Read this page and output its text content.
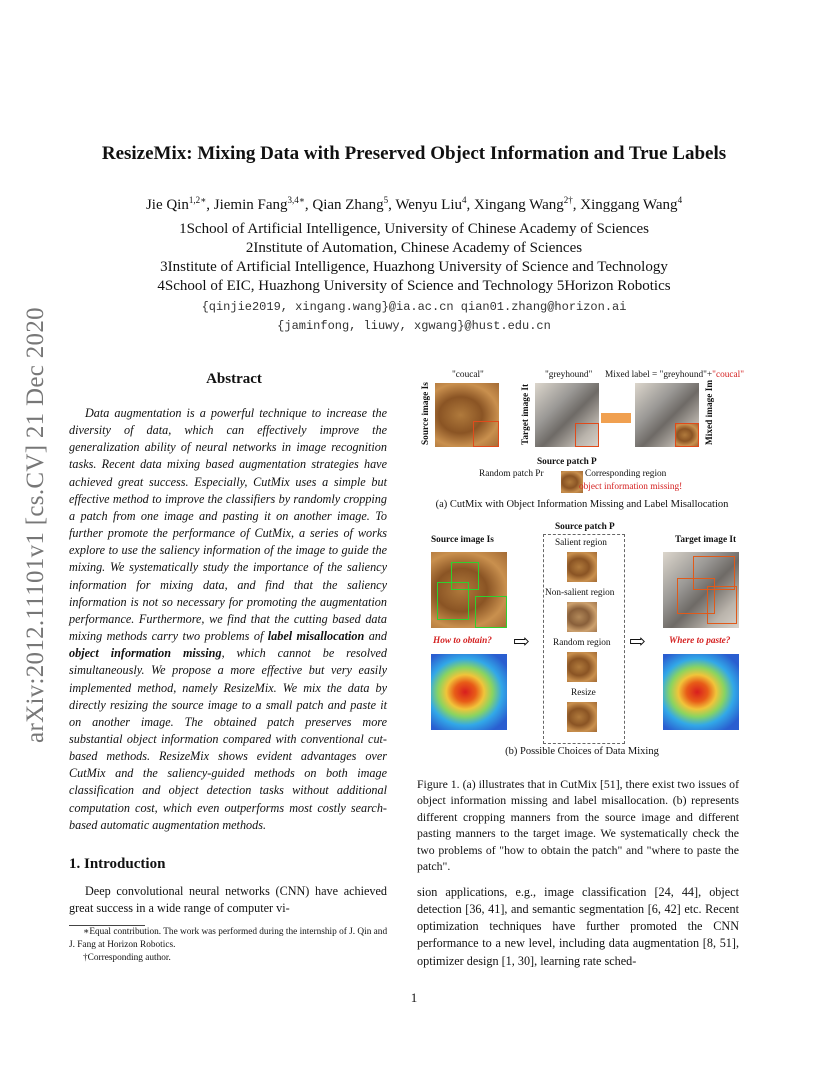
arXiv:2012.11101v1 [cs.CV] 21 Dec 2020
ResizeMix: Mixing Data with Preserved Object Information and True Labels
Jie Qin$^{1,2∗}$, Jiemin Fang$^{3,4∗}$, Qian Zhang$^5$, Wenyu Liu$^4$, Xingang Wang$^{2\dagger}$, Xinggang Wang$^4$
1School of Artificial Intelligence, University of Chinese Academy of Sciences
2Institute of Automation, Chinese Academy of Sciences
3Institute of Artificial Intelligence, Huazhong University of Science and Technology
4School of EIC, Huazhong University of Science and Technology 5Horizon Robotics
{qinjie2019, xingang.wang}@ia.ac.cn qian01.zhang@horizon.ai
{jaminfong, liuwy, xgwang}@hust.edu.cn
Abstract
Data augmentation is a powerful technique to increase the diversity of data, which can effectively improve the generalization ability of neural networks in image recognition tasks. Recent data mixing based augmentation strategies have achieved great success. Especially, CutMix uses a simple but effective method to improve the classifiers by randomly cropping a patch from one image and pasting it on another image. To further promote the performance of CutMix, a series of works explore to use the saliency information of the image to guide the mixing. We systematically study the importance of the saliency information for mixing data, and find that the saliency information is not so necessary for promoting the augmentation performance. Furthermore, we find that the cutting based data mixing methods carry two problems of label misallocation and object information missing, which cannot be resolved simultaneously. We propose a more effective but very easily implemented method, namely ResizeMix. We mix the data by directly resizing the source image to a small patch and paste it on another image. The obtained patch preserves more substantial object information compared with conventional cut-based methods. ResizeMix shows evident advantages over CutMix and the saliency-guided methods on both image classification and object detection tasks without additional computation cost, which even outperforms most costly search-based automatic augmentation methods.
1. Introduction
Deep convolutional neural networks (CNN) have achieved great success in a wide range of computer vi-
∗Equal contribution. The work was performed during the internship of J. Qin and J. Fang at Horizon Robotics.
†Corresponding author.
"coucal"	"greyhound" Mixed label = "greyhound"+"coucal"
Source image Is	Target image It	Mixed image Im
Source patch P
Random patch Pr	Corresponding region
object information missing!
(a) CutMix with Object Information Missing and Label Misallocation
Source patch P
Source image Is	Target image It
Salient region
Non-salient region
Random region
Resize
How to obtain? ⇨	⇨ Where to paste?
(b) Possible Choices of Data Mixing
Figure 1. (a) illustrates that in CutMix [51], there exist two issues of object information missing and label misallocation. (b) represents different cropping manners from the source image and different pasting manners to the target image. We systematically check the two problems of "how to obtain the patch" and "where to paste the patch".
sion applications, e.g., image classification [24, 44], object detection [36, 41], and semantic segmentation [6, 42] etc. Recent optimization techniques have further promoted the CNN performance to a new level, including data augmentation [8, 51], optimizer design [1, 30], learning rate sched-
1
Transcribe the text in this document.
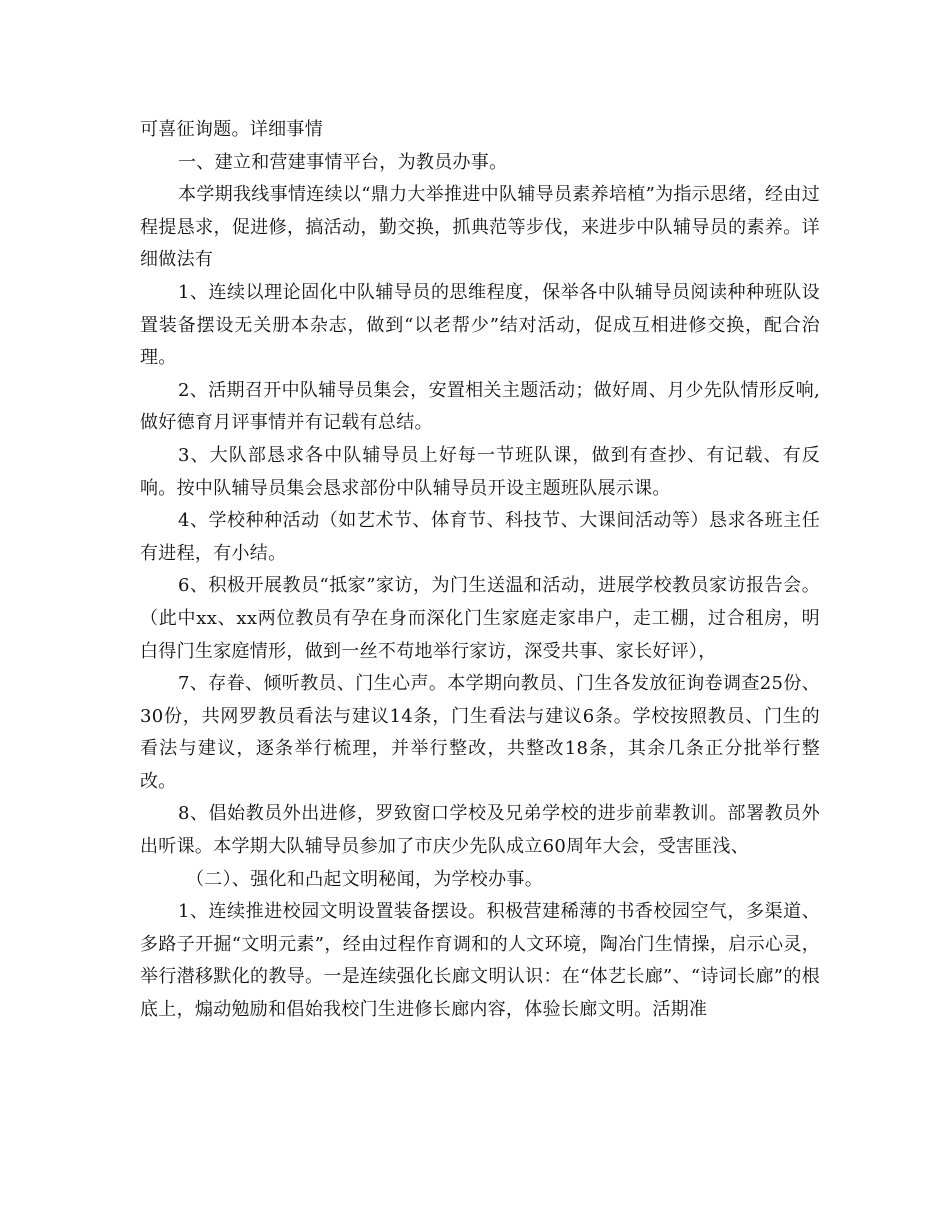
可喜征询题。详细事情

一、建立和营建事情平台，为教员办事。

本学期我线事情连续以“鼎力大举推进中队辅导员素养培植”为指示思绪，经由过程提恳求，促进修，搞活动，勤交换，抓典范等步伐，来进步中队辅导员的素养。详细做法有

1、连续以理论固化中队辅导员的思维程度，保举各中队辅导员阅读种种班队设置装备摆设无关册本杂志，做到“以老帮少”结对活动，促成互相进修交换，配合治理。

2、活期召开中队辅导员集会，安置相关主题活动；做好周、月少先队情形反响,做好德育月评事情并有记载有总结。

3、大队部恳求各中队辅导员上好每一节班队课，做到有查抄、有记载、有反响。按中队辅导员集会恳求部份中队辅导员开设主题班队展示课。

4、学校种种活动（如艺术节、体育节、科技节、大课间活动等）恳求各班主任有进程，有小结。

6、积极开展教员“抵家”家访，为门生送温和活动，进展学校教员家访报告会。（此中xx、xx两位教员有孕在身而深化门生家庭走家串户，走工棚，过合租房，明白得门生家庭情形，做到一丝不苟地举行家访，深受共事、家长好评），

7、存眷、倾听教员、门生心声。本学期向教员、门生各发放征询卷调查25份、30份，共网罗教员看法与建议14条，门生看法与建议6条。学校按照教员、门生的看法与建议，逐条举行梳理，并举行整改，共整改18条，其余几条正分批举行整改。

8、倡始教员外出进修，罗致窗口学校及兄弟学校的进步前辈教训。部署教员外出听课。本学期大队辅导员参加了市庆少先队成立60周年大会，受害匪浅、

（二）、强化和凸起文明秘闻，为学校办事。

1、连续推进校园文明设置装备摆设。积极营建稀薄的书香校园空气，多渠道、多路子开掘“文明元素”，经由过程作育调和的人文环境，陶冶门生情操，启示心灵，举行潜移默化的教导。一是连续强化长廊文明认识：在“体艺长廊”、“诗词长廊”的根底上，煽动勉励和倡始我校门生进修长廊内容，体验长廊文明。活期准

::::

(AIM OF THE TASK) Reproduce exactly the lines from the one with "Transcribe the text in this document." to the bottom of the listing, both ends included, and nothing else. Skip the pictures.

(RESULT FOR THIS EXERCISE)
Transcribe the text in this document.
可喜征询题。详细事情

一、建立和营建事情平台，为教员办事。

本学期我线事情连续以“鼎力大举推进中队辅导员素养培植”为指示思绪，经由过程提恳求，促进修，搞活动，勤交换，抓典范等步伐，来进步中队辅导员的素养。详细做法有

1、连续以理论固化中队辅导员的思维程度，保举各中队辅导员阅读种种班队设置装备摆设无关册本杂志，做到“以老帮少”结对活动，促成互相进修交换，配合治理。

2、活期召开中队辅导员集会，安置相关主题活动；做好周、月少先队情形反响,做好德育月评事情并有记载有总结。

3、大队部恳求各中队辅导员上好每一节班队课，做到有查抄、有记载、有反响。按中队辅导员集会恳求部份中队辅导员开设主题班队展示课。

4、学校种种活动（如艺术节、体育节、科技节、大课间活动等）恳求各班主任有进程，有小结。

6、积极开展教员“抵家”家访，为门生送温和活动，进展学校教员家访报告会。（此中xx、xx两位教员有孕在身而深化门生家庭走家串户，走工棚，过合租房，明白得门生家庭情形，做到一丝不苟地举行家访，深受共事、家长好评），

7、存眷、倾听教员、门生心声。本学期向教员、门生各发放征询卷调查25份、30份，共网罗教员看法与建议14条，门生看法与建议6条。学校按照教员、门生的看法与建议，逐条举行梳理，并举行整改，共整改18条，其余几条正分批举行整改。

8、倡始教员外出进修，罗致窗口学校及兄弟学校的进步前辈教训。部署教员外出听课。本学期大队辅导员参加了市庆少先队成立60周年大会，受害匪浅、

（二）、强化和凸起文明秘闻，为学校办事。

1、连续推进校园文明设置装备摆设。积极营建稀薄的书香校园空气，多渠道、多路子开掘“文明元素”，经由过程作育调和的人文环境，陶冶门生情操，启示心灵，举行潜移默化的教导。一是连续强化长廊文明认识：在“体艺长廊”、“诗词长廊”的根底上，煽动勉励和倡始我校门生进修长廊内容，体验长廊文明。活期准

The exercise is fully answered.